Each line of the records below that holds "aumento" should be returned.

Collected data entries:
____
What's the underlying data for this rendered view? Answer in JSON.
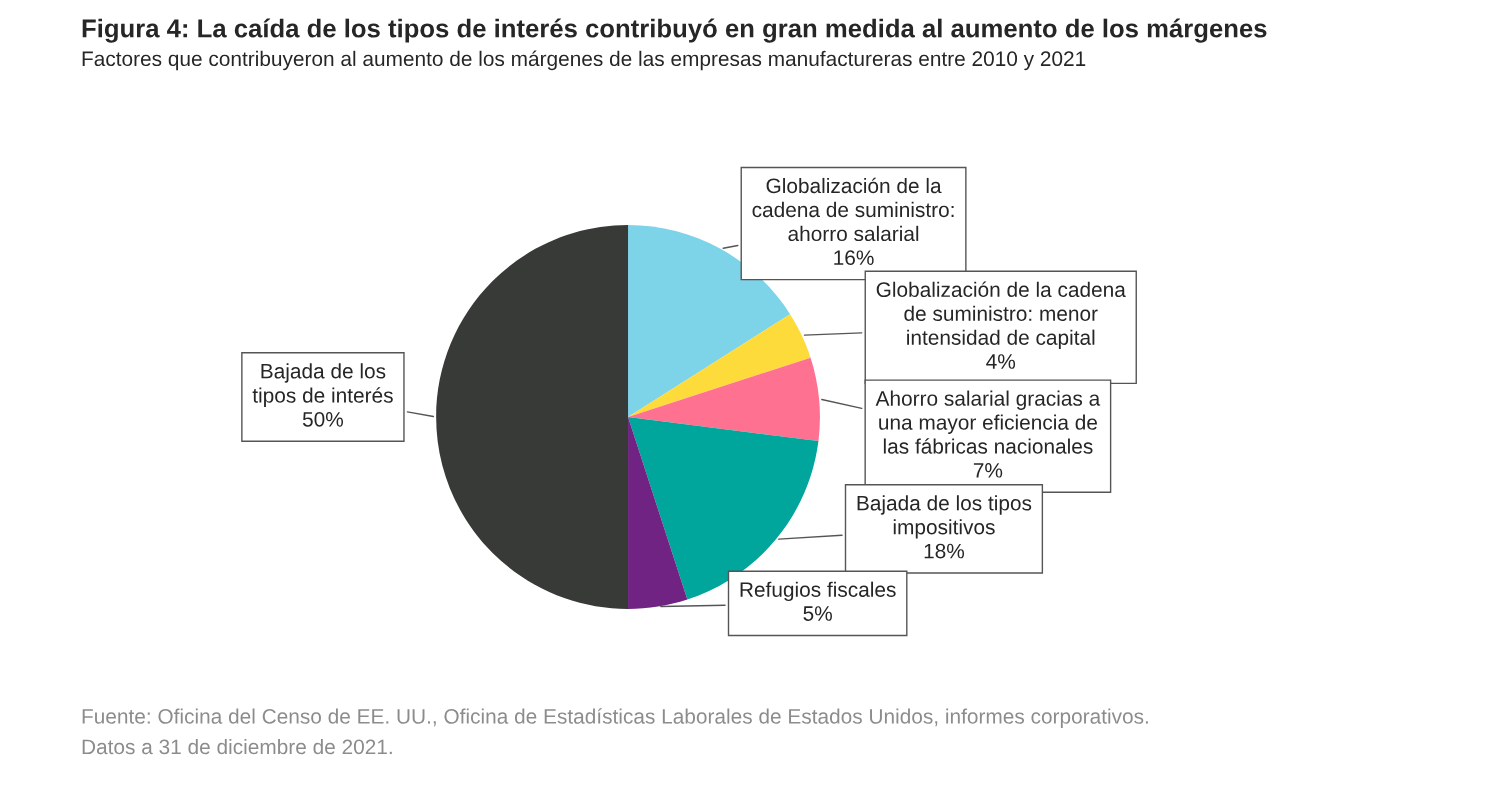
{
  "chart_data": {
    "type": "pie",
    "title": "Figura 4: La caída de los tipos de interés contribuyó en gran medida al aumento de los márgenes",
    "subtitle": "Factores que contribuyeron al aumento de los márgenes de las empresas manufactureras entre 2010 y 2021",
    "categories": [
      "Globalización de la\ncadena de suministro:\nahorro salarial",
      "Globalización de la cadena\nde suministro: menor\nintensidad de capital",
      "Ahorro salarial gracias a\nuna mayor eficiencia de\nlas fábricas nacionales",
      "Bajada de los tipos\nimpositivos",
      "Refugios fiscales",
      "Bajada de los\ntipos de interés"
    ],
    "values": [
      16,
      4,
      7,
      18,
      5,
      50
    ],
    "value_labels": [
      "16%",
      "4%",
      "7%",
      "18%",
      "5%",
      "50%"
    ],
    "colors": [
      "#7dd3e8",
      "#fddb3a",
      "#ff7191",
      "#00a59c",
      "#702382",
      "#383a37"
    ],
    "annotations": [
      "Fuente: Oficina del Censo de EE. UU., Oficina de Estadísticas Laborales de Estados Unidos, informes corporativos.",
      "Datos a 31 de diciembre de 2021."
    ]
  }
}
____
SOLVED EXERCISE =
    "title": "Figura 4: La caída de los tipos de interés contribuyó en gran medida al aumento de los márgenes",
    "subtitle": "Factores que contribuyeron al aumento de los márgenes de las empresas manufactureras entre 2010 y 2021",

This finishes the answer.